Stored entries:
+--

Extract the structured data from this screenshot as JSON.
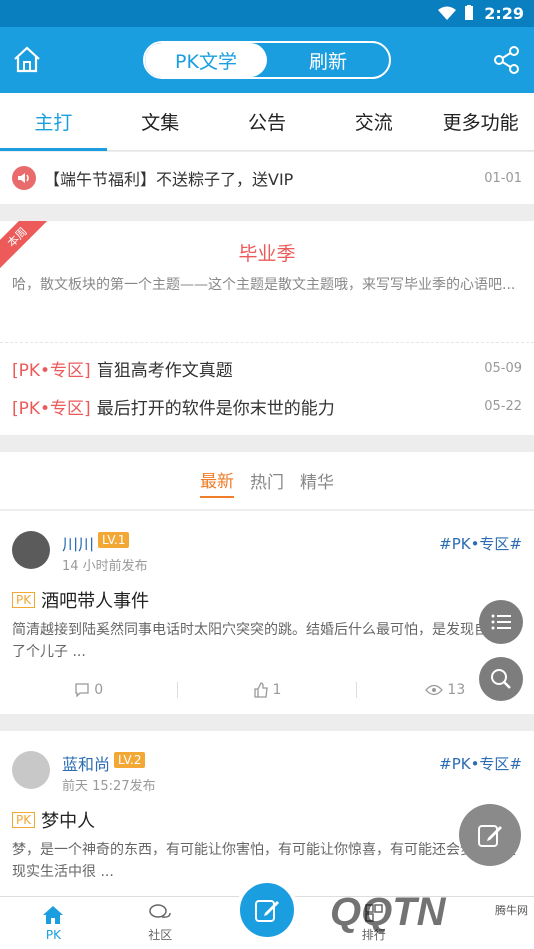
{
  "status_bar": {
    "time": "2:29"
  },
  "app_bar": {
    "segment_active": "PK文学",
    "segment_inactive": "刷新"
  },
  "tabs": [
    {
      "label": "主打",
      "active": true
    },
    {
      "label": "文集",
      "active": false
    },
    {
      "label": "公告",
      "active": false
    },
    {
      "label": "交流",
      "active": false
    },
    {
      "label": "更多功能",
      "active": false
    }
  ],
  "notice": {
    "text": "【端午节福利】不送粽子了，送VIP",
    "date": "01-01"
  },
  "weekly": {
    "ribbon": "本周",
    "title": "毕业季",
    "desc": "哈，散文板块的第一个主题——这个主题是散文主题哦，来写写毕业季的心语吧...",
    "rows": [
      {
        "tag": "[PK•专区]",
        "title": "盲狙高考作文真题",
        "date": "05-09"
      },
      {
        "tag": "[PK•专区]",
        "title": "最后打开的软件是你末世的能力",
        "date": "05-22"
      }
    ]
  },
  "filters": {
    "latest": "最新",
    "hot": "热门",
    "best": "精华"
  },
  "posts": [
    {
      "name": "川川",
      "level": "LV.1",
      "time": "14 小时前发布",
      "zone": "#PK•专区#",
      "pk": "PK",
      "title": "酒吧带人事件",
      "excerpt": "简清越接到陆奚然同事电话时太阳穴突突的跳。结婚后什么最可怕，是发现自己养了个儿子 ...",
      "comments": "0",
      "likes": "1",
      "views": "13"
    },
    {
      "name": "蓝和尚",
      "level": "LV.2",
      "time": "前天 15:27发布",
      "zone": "#PK•专区#",
      "pk": "PK",
      "title": "梦中人",
      "excerpt": "梦，是一个神奇的东西，有可能让你害怕，有可能让你惊喜，有可能还会梦见一些现实生活中很 ..."
    }
  ],
  "bottom_nav": {
    "pk": "PK",
    "community": "社区",
    "rank": "排行"
  },
  "watermark": {
    "main": "QQTN",
    "small": "腾牛网"
  },
  "colors": {
    "primary": "#1a9ee0",
    "red": "#ec5a5a",
    "orange": "#f07d28",
    "level": "#f3a735"
  }
}
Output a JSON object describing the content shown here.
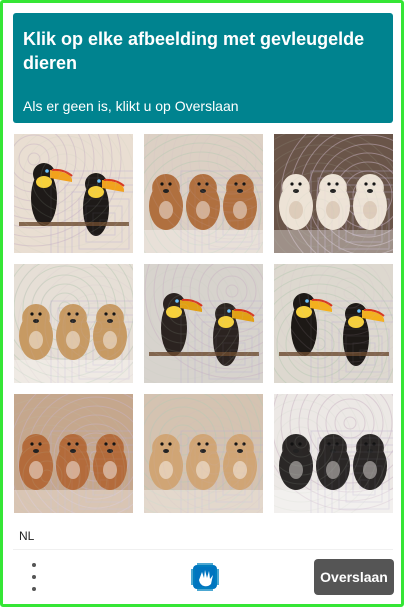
{
  "header": {
    "title": "Klik op elke afbeelding met gevleugelde dieren",
    "subtitle": "Als er geen is, klikt u op Overslaan"
  },
  "grid": [
    {
      "subject": "toucans",
      "bg": "#e9ded2",
      "animal": "#1e1a18",
      "accent": "#f2a21b"
    },
    {
      "subject": "puppies",
      "bg": "#dcd0c4",
      "animal": "#b0703f",
      "accent": "#ffffff"
    },
    {
      "subject": "puppies",
      "bg": "#6a5549",
      "animal": "#ede3d6",
      "accent": "#c9b09a"
    },
    {
      "subject": "puppies",
      "bg": "#e6dfd6",
      "animal": "#c79a63",
      "accent": "#ffffff"
    },
    {
      "subject": "toucans",
      "bg": "#d7d3cd",
      "animal": "#2b2320",
      "accent": "#e2a012"
    },
    {
      "subject": "toucans",
      "bg": "#ddd8cf",
      "animal": "#1d1916",
      "accent": "#f4b01c"
    },
    {
      "subject": "puppies",
      "bg": "#c5a78d",
      "animal": "#b36b3b",
      "accent": "#ffffff"
    },
    {
      "subject": "puppies",
      "bg": "#d4c3b1",
      "animal": "#d0a575",
      "accent": "#ffffff"
    },
    {
      "subject": "puppies",
      "bg": "#ece8e5",
      "animal": "#2a2726",
      "accent": "#f3f0ed"
    }
  ],
  "footer": {
    "language": "NL",
    "skip_label": "Overslaan"
  },
  "colors": {
    "header_bg": "#00838f",
    "frame_border": "#35e635",
    "skip_bg": "#555555"
  },
  "icons": {
    "menu": "vertical-dots-icon",
    "logo": "hcaptcha-hand-icon"
  }
}
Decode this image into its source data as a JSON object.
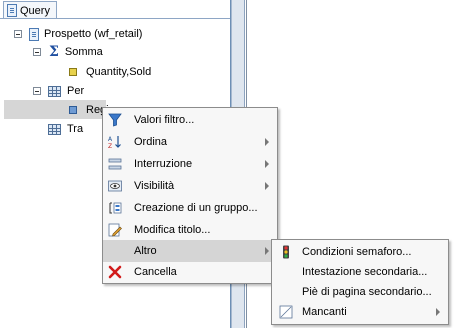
{
  "panel": {
    "tab_label": "Query",
    "tree": {
      "root": "Prospetto (wf_retail)",
      "sum": "Somma",
      "sum_field": "Quantity,Sold",
      "by": "Per",
      "by_field": "Regi",
      "across": "Tra"
    }
  },
  "context_menu": {
    "items": [
      {
        "label": "Valori filtro...",
        "icon": "funnel-icon"
      },
      {
        "label": "Ordina",
        "icon": "sort-az-icon"
      },
      {
        "label": "Interruzione",
        "icon": "break-icon"
      },
      {
        "label": "Visibilità",
        "icon": "eye-icon"
      },
      {
        "label": "Creazione di un gruppo...",
        "icon": "group-icon"
      },
      {
        "label": "Modifica titolo...",
        "icon": "edit-title-icon"
      },
      {
        "label": "Altro",
        "icon": ""
      },
      {
        "label": "Cancella",
        "icon": "delete-icon"
      }
    ]
  },
  "submenu": {
    "items": [
      {
        "label": "Condizioni semaforo...",
        "icon": "traffic-light-icon"
      },
      {
        "label": "Intestazione secondaria...",
        "icon": ""
      },
      {
        "label": "Piè di pagina secondario...",
        "icon": ""
      },
      {
        "label": "Mancanti",
        "icon": "missing-icon"
      }
    ]
  },
  "colors": {
    "highlight": "#d5d5d5",
    "selection_row": "#d6d6d6",
    "delete_red": "#d11a1a",
    "tree_blue": "#1f4fa0"
  }
}
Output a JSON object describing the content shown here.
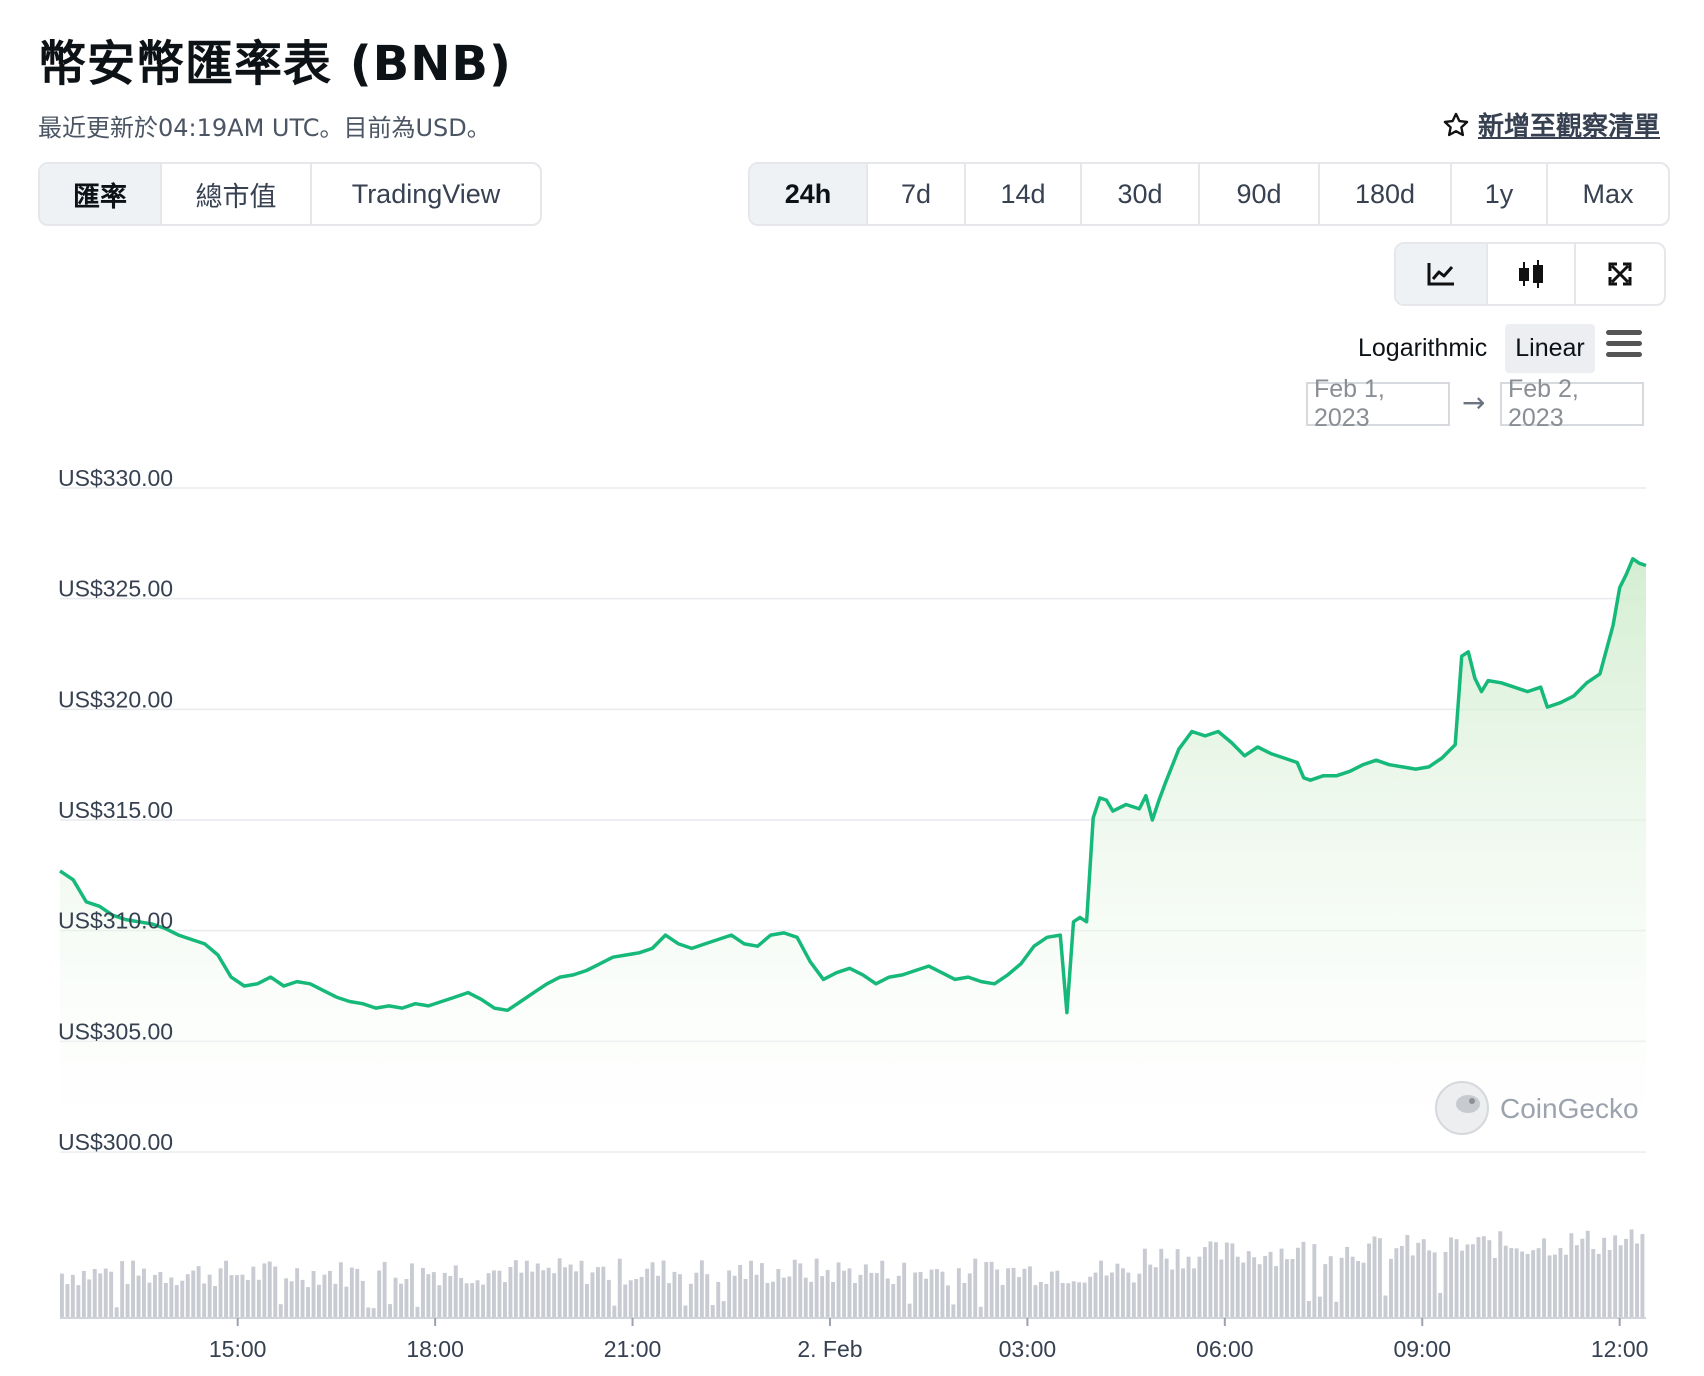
{
  "header": {
    "title": "幣安幣匯率表 (BNB)",
    "subtitle": "最近更新於04:19AM UTC。目前為USD。",
    "watchlist_label": "新增至觀察清單"
  },
  "tabs": [
    {
      "label": "匯率",
      "active": true
    },
    {
      "label": "總市值",
      "active": false
    },
    {
      "label": "TradingView",
      "active": false
    }
  ],
  "ranges": [
    {
      "label": "24h",
      "active": true
    },
    {
      "label": "7d",
      "active": false
    },
    {
      "label": "14d",
      "active": false
    },
    {
      "label": "30d",
      "active": false
    },
    {
      "label": "90d",
      "active": false
    },
    {
      "label": "180d",
      "active": false
    },
    {
      "label": "1y",
      "active": false
    },
    {
      "label": "Max",
      "active": false
    }
  ],
  "view_icons": [
    "line-chart-icon",
    "candlestick-icon",
    "fullscreen-icon"
  ],
  "scale": {
    "logarithmic": "Logarithmic",
    "linear": "Linear",
    "selected": "Linear"
  },
  "date_range": {
    "from": "Feb 1, 2023",
    "to": "Feb 2, 2023"
  },
  "brand": "CoinGecko",
  "colors": {
    "line": "#16b979",
    "fill": "#d8f0d6",
    "volume": "#c8cbd2",
    "grid": "#e8eaed"
  },
  "chart_data": {
    "type": "area",
    "y_unit": "US$",
    "ylim": [
      300,
      330
    ],
    "y_ticks": [
      "US$330.00",
      "US$325.00",
      "US$320.00",
      "US$315.00",
      "US$310.00",
      "US$305.00",
      "US$300.00"
    ],
    "y_tick_values": [
      330,
      325,
      320,
      315,
      310,
      305,
      300
    ],
    "x_ticks": [
      "15:00",
      "18:00",
      "21:00",
      "2. Feb",
      "03:00",
      "06:00",
      "09:00",
      "12:00"
    ],
    "x_tick_hours": [
      15,
      18,
      21,
      24,
      27,
      30,
      33,
      36
    ],
    "x_range_hours": [
      12.3,
      36.4
    ],
    "series": [
      {
        "points": [
          [
            12.3,
            312.7
          ],
          [
            12.5,
            312.3
          ],
          [
            12.7,
            311.3
          ],
          [
            12.9,
            311.1
          ],
          [
            13.1,
            310.7
          ],
          [
            13.3,
            310.5
          ],
          [
            13.5,
            310.4
          ],
          [
            13.7,
            310.3
          ],
          [
            13.9,
            310.1
          ],
          [
            14.1,
            309.8
          ],
          [
            14.3,
            309.6
          ],
          [
            14.5,
            309.4
          ],
          [
            14.7,
            308.9
          ],
          [
            14.9,
            307.9
          ],
          [
            15.1,
            307.5
          ],
          [
            15.3,
            307.6
          ],
          [
            15.5,
            307.9
          ],
          [
            15.7,
            307.5
          ],
          [
            15.9,
            307.7
          ],
          [
            16.1,
            307.6
          ],
          [
            16.3,
            307.3
          ],
          [
            16.5,
            307.0
          ],
          [
            16.7,
            306.8
          ],
          [
            16.9,
            306.7
          ],
          [
            17.1,
            306.5
          ],
          [
            17.3,
            306.6
          ],
          [
            17.5,
            306.5
          ],
          [
            17.7,
            306.7
          ],
          [
            17.9,
            306.6
          ],
          [
            18.1,
            306.8
          ],
          [
            18.3,
            307.0
          ],
          [
            18.5,
            307.2
          ],
          [
            18.7,
            306.9
          ],
          [
            18.9,
            306.5
          ],
          [
            19.1,
            306.4
          ],
          [
            19.3,
            306.8
          ],
          [
            19.5,
            307.2
          ],
          [
            19.7,
            307.6
          ],
          [
            19.9,
            307.9
          ],
          [
            20.1,
            308.0
          ],
          [
            20.3,
            308.2
          ],
          [
            20.5,
            308.5
          ],
          [
            20.7,
            308.8
          ],
          [
            20.9,
            308.9
          ],
          [
            21.1,
            309.0
          ],
          [
            21.3,
            309.2
          ],
          [
            21.5,
            309.8
          ],
          [
            21.7,
            309.4
          ],
          [
            21.9,
            309.2
          ],
          [
            22.1,
            309.4
          ],
          [
            22.3,
            309.6
          ],
          [
            22.5,
            309.8
          ],
          [
            22.7,
            309.4
          ],
          [
            22.9,
            309.3
          ],
          [
            23.1,
            309.8
          ],
          [
            23.3,
            309.9
          ],
          [
            23.5,
            309.7
          ],
          [
            23.7,
            308.6
          ],
          [
            23.9,
            307.8
          ],
          [
            24.1,
            308.1
          ],
          [
            24.3,
            308.3
          ],
          [
            24.5,
            308.0
          ],
          [
            24.7,
            307.6
          ],
          [
            24.9,
            307.9
          ],
          [
            25.1,
            308.0
          ],
          [
            25.3,
            308.2
          ],
          [
            25.5,
            308.4
          ],
          [
            25.7,
            308.1
          ],
          [
            25.9,
            307.8
          ],
          [
            26.1,
            307.9
          ],
          [
            26.3,
            307.7
          ],
          [
            26.5,
            307.6
          ],
          [
            26.7,
            308.0
          ],
          [
            26.9,
            308.5
          ],
          [
            27.1,
            309.3
          ],
          [
            27.3,
            309.7
          ],
          [
            27.5,
            309.8
          ],
          [
            27.6,
            306.3
          ],
          [
            27.7,
            310.4
          ],
          [
            27.8,
            310.6
          ],
          [
            27.9,
            310.4
          ],
          [
            28.0,
            315.1
          ],
          [
            28.1,
            316.0
          ],
          [
            28.2,
            315.9
          ],
          [
            28.3,
            315.4
          ],
          [
            28.5,
            315.7
          ],
          [
            28.7,
            315.5
          ],
          [
            28.8,
            316.1
          ],
          [
            28.9,
            315.0
          ],
          [
            29.0,
            315.9
          ],
          [
            29.1,
            316.7
          ],
          [
            29.3,
            318.2
          ],
          [
            29.5,
            319.0
          ],
          [
            29.7,
            318.8
          ],
          [
            29.9,
            319.0
          ],
          [
            30.1,
            318.5
          ],
          [
            30.3,
            317.9
          ],
          [
            30.5,
            318.3
          ],
          [
            30.7,
            318.0
          ],
          [
            30.9,
            317.8
          ],
          [
            31.1,
            317.6
          ],
          [
            31.2,
            316.9
          ],
          [
            31.3,
            316.8
          ],
          [
            31.5,
            317.0
          ],
          [
            31.7,
            317.0
          ],
          [
            31.9,
            317.2
          ],
          [
            32.1,
            317.5
          ],
          [
            32.3,
            317.7
          ],
          [
            32.5,
            317.5
          ],
          [
            32.7,
            317.4
          ],
          [
            32.9,
            317.3
          ],
          [
            33.1,
            317.4
          ],
          [
            33.3,
            317.8
          ],
          [
            33.5,
            318.4
          ],
          [
            33.6,
            322.4
          ],
          [
            33.7,
            322.6
          ],
          [
            33.8,
            321.4
          ],
          [
            33.9,
            320.8
          ],
          [
            34.0,
            321.3
          ],
          [
            34.2,
            321.2
          ],
          [
            34.4,
            321.0
          ],
          [
            34.6,
            320.8
          ],
          [
            34.8,
            321.0
          ],
          [
            34.9,
            320.1
          ],
          [
            35.1,
            320.3
          ],
          [
            35.3,
            320.6
          ],
          [
            35.5,
            321.2
          ],
          [
            35.7,
            321.6
          ],
          [
            35.9,
            323.8
          ],
          [
            36.0,
            325.5
          ],
          [
            36.1,
            326.1
          ],
          [
            36.2,
            326.8
          ],
          [
            36.3,
            326.6
          ],
          [
            36.4,
            326.5
          ]
        ]
      }
    ]
  }
}
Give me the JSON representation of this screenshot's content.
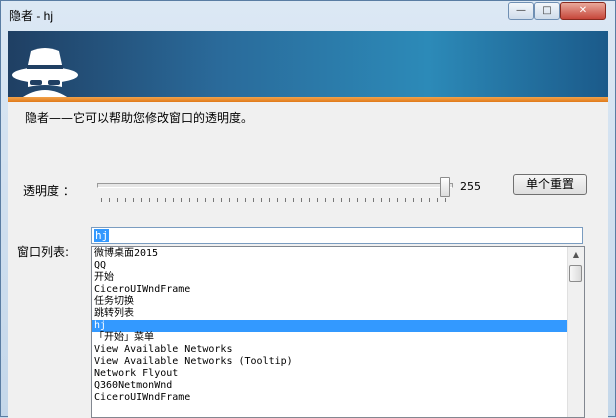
{
  "window": {
    "title": "隐者 - hj"
  },
  "controls": {
    "minimize": "—",
    "maximize": "□",
    "close": "✕"
  },
  "header": {
    "description": "隐者——它可以帮助您修改窗口的透明度。"
  },
  "opacity": {
    "label": "透明度 ：",
    "value": "255",
    "level_fraction": 0.98
  },
  "reset_button": {
    "label": "单个重置"
  },
  "window_list": {
    "label": "窗口列表:",
    "filter_value": "hj",
    "items": [
      "微博桌面2015",
      "QQ",
      "开始",
      "CiceroUIWndFrame",
      "任务切换",
      "跳转列表",
      "hj",
      "「开始」菜单",
      "View Available Networks",
      "View Available Networks (Tooltip)",
      "Network Flyout",
      "Q360NetmonWnd",
      "CiceroUIWndFrame"
    ],
    "selected_index": 6
  },
  "colors": {
    "selection": "#3399ff",
    "accent_orange": "#e07a1a",
    "banner": "#2a6a9a"
  }
}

+--

Instruction:
Search the records for the word "time", then list every line that has it.

Worked solution:
    "time": "2:29"
      "time": "14 小时前发布",
      "time": "前天 15:27发布",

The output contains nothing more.